>>>>

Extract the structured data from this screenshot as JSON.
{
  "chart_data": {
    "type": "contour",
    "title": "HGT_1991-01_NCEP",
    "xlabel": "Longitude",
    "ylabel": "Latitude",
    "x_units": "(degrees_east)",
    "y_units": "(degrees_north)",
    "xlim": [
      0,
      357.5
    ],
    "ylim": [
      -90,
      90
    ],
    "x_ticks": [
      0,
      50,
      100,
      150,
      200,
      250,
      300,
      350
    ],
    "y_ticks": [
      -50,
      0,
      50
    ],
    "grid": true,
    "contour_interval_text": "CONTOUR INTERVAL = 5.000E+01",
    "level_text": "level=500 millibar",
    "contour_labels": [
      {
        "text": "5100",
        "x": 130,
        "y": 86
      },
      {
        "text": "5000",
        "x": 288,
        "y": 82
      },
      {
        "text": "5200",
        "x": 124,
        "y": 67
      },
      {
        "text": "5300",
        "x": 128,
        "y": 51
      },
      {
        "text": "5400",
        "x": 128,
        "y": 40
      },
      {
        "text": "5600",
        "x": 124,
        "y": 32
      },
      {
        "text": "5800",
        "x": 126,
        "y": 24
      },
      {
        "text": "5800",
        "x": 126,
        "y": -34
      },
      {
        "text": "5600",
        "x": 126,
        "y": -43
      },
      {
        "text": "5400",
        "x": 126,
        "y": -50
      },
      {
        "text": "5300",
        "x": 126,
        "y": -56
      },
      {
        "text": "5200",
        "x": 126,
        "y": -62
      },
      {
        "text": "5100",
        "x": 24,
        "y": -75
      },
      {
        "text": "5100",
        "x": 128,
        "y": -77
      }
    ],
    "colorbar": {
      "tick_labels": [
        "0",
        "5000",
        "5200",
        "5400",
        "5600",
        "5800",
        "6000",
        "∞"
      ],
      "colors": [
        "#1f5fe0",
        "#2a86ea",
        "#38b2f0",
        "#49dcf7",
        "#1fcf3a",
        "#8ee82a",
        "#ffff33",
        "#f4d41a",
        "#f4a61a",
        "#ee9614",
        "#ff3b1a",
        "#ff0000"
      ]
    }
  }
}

<<<<

Copy out all the entries shown above, character for character.

Extract the structured data from this screenshot as JSON.
{
  "chart_data": {
    "type": "contour",
    "title": "HGT_1991-01_NCEP",
    "xlabel": "Longitude",
    "ylabel": "Latitude",
    "x_units": "(degrees_east)",
    "y_units": "(degrees_north)",
    "xlim": [
      0,
      357.5
    ],
    "ylim": [
      -90,
      90
    ],
    "x_ticks": [
      0,
      50,
      100,
      150,
      200,
      250,
      300,
      350
    ],
    "y_ticks": [
      -50,
      0,
      50
    ],
    "grid": true,
    "contour_interval_text": "CONTOUR INTERVAL = 5.000E+01",
    "level_text": "level=500 millibar",
    "contour_labels": [
      {
        "text": "5100",
        "x": 130,
        "y": 86
      },
      {
        "text": "5000",
        "x": 288,
        "y": 82
      },
      {
        "text": "5200",
        "x": 124,
        "y": 67
      },
      {
        "text": "5300",
        "x": 128,
        "y": 51
      },
      {
        "text": "5400",
        "x": 128,
        "y": 40
      },
      {
        "text": "5600",
        "x": 124,
        "y": 32
      },
      {
        "text": "5800",
        "x": 126,
        "y": 24
      },
      {
        "text": "5800",
        "x": 126,
        "y": -34
      },
      {
        "text": "5600",
        "x": 126,
        "y": -43
      },
      {
        "text": "5400",
        "x": 126,
        "y": -50
      },
      {
        "text": "5300",
        "x": 126,
        "y": -56
      },
      {
        "text": "5200",
        "x": 126,
        "y": -62
      },
      {
        "text": "5100",
        "x": 24,
        "y": -75
      },
      {
        "text": "5100",
        "x": 128,
        "y": -77
      }
    ],
    "colorbar": {
      "tick_labels": [
        "0",
        "5000",
        "5200",
        "5400",
        "5600",
        "5800",
        "6000",
        "∞"
      ],
      "colors": [
        "#1f5fe0",
        "#2a86ea",
        "#38b2f0",
        "#49dcf7",
        "#1fcf3a",
        "#8ee82a",
        "#ffff33",
        "#f4d41a",
        "#f4a61a",
        "#ee9614",
        "#ff3b1a",
        "#ff0000"
      ]
    }
  }
}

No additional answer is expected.